§ TASK TO CARRY OUT
Skip the pictures and quote all of the lines exactly.

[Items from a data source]
%%

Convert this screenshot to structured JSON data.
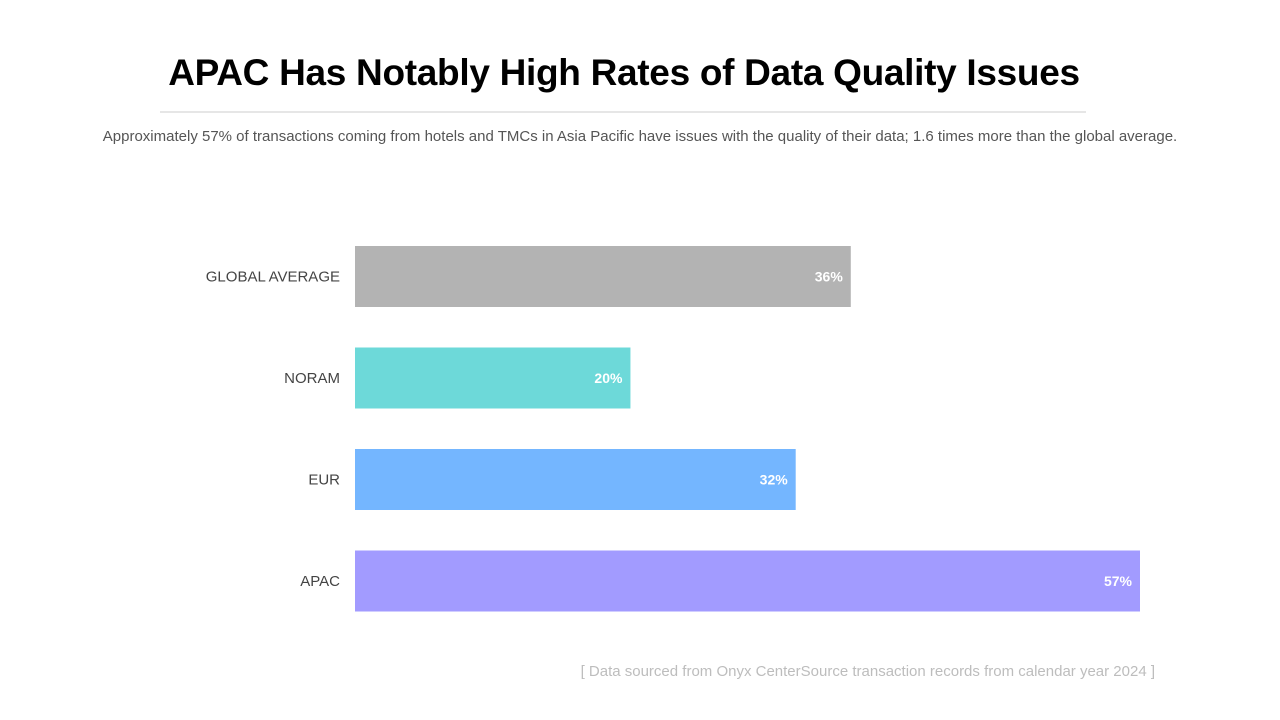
{
  "slide": {
    "title": "APAC Has Notably High Rates of Data Quality Issues",
    "subtitle": "Approximately 57% of transactions coming from hotels and TMCs in Asia Pacific have issues with the quality of their data; 1.6 times more than the global average.",
    "source": "[ Data sourced from Onyx CenterSource transaction records from calendar year 2024 ]"
  },
  "chart_data": {
    "type": "bar",
    "orientation": "horizontal",
    "title": "",
    "xlabel": "",
    "ylabel": "",
    "categories": [
      "GLOBAL AVERAGE",
      "NORAM",
      "EUR",
      "APAC"
    ],
    "values": [
      36,
      20,
      32,
      57
    ],
    "value_labels": [
      "36%",
      "20%",
      "32%",
      "57%"
    ],
    "colors": [
      "#b3b3b3",
      "#6dd9d9",
      "#74b6ff",
      "#a29bff"
    ],
    "xlim": [
      0,
      57
    ],
    "grid": false,
    "legend": false
  }
}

%%

§ FULL ANSWER
Convert this screenshot to structured JSON data.
{
  "slide": {
    "title": "APAC Has Notably High Rates of Data Quality Issues",
    "subtitle": "Approximately 57% of transactions coming from hotels and TMCs in Asia Pacific have issues with the quality of their data; 1.6 times more than the global average.",
    "source": "[ Data sourced from Onyx CenterSource transaction records from calendar year 2024 ]"
  },
  "chart_data": {
    "type": "bar",
    "orientation": "horizontal",
    "title": "",
    "xlabel": "",
    "ylabel": "",
    "categories": [
      "GLOBAL AVERAGE",
      "NORAM",
      "EUR",
      "APAC"
    ],
    "values": [
      36,
      20,
      32,
      57
    ],
    "value_labels": [
      "36%",
      "20%",
      "32%",
      "57%"
    ],
    "colors": [
      "#b3b3b3",
      "#6dd9d9",
      "#74b6ff",
      "#a29bff"
    ],
    "xlim": [
      0,
      57
    ],
    "grid": false,
    "legend": false
  }
}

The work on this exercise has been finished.